** start of MATERIAL FOR THIS EXERCISE **
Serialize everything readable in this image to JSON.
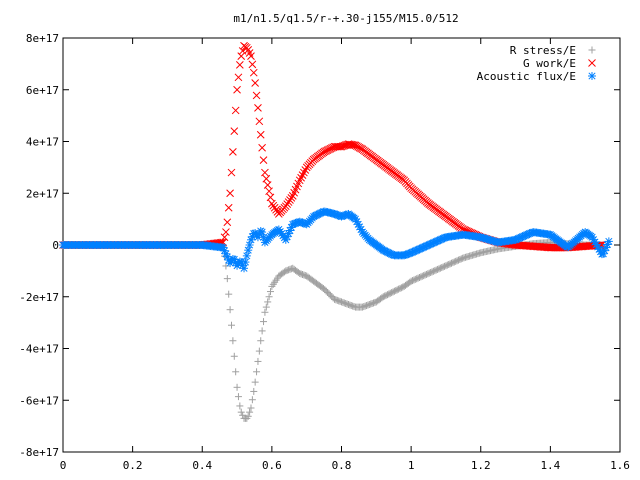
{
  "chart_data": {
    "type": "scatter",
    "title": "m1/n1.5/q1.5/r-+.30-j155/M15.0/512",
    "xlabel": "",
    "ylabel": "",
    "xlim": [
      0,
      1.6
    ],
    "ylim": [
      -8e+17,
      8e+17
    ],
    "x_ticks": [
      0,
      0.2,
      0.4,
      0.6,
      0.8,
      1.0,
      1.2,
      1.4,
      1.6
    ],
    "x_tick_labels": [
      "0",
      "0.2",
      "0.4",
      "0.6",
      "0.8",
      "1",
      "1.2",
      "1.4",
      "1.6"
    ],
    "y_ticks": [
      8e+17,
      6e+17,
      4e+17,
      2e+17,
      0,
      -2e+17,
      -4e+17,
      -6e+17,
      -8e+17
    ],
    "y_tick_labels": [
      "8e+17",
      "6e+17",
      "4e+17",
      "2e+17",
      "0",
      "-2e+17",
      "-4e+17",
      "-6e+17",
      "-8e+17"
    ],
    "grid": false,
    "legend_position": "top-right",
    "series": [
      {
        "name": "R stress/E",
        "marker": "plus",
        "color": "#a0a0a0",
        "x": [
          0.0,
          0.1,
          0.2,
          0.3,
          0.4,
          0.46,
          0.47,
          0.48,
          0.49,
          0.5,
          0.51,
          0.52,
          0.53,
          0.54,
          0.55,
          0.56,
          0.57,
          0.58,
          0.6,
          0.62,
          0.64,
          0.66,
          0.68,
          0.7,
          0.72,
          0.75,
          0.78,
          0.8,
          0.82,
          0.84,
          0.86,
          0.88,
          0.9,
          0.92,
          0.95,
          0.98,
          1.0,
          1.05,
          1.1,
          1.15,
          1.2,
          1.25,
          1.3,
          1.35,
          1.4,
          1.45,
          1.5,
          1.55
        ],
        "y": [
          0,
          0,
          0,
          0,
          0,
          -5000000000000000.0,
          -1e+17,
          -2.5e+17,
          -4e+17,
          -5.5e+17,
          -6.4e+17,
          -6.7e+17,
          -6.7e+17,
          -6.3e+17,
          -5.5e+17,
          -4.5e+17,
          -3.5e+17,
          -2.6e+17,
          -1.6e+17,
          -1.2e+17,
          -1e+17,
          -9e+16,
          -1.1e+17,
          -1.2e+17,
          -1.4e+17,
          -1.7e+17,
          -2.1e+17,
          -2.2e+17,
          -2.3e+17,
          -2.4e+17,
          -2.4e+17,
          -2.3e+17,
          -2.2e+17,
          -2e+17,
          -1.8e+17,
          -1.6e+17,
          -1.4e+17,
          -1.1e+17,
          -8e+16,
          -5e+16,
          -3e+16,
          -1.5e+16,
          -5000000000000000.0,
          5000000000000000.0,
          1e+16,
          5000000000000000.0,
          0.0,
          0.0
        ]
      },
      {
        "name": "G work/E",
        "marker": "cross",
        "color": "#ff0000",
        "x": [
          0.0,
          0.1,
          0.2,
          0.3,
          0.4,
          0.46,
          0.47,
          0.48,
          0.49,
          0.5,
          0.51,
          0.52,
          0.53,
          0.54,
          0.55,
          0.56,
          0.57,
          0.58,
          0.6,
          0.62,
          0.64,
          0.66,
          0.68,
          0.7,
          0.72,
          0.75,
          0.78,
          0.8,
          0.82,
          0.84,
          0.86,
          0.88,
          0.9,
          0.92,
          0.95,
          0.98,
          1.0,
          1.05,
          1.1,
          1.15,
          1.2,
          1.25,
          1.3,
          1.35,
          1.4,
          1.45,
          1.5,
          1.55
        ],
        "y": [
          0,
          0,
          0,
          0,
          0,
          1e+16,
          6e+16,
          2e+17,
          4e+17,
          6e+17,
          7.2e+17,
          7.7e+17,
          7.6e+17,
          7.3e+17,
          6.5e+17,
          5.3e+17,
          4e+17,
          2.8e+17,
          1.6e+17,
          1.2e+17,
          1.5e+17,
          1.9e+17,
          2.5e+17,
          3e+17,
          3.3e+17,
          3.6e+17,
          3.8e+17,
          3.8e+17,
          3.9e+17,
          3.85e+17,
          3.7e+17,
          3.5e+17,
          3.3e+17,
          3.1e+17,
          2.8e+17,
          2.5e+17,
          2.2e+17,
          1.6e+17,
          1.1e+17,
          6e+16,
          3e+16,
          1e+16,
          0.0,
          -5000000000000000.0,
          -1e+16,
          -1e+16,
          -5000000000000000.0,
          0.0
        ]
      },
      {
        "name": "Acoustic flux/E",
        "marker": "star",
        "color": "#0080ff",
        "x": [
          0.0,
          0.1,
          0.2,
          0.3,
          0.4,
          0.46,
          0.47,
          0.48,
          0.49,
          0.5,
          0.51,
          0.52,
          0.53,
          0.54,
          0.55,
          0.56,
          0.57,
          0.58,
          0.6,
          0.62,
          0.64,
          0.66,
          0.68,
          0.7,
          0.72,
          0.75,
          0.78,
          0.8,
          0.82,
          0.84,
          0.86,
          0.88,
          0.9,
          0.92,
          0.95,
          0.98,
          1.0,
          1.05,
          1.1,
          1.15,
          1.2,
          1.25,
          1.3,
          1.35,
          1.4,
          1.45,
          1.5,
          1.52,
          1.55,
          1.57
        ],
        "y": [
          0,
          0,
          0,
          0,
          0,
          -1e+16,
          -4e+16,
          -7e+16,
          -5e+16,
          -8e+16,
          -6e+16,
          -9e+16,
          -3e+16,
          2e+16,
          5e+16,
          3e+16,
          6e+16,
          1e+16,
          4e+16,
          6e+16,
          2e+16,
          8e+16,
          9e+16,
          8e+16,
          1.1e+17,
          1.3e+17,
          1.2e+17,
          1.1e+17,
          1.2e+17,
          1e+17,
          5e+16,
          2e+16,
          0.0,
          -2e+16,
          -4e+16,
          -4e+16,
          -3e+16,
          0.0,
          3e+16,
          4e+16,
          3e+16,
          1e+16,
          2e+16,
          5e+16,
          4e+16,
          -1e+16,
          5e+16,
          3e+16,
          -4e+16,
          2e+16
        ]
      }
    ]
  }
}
** end of MATERIAL FOR THIS EXERCISE **
Select every line in the material above where the string "color" occurs, and copy it.

CORRECT RESULT.
        "color": "#a0a0a0",
        "color": "#ff0000",
        "color": "#0080ff",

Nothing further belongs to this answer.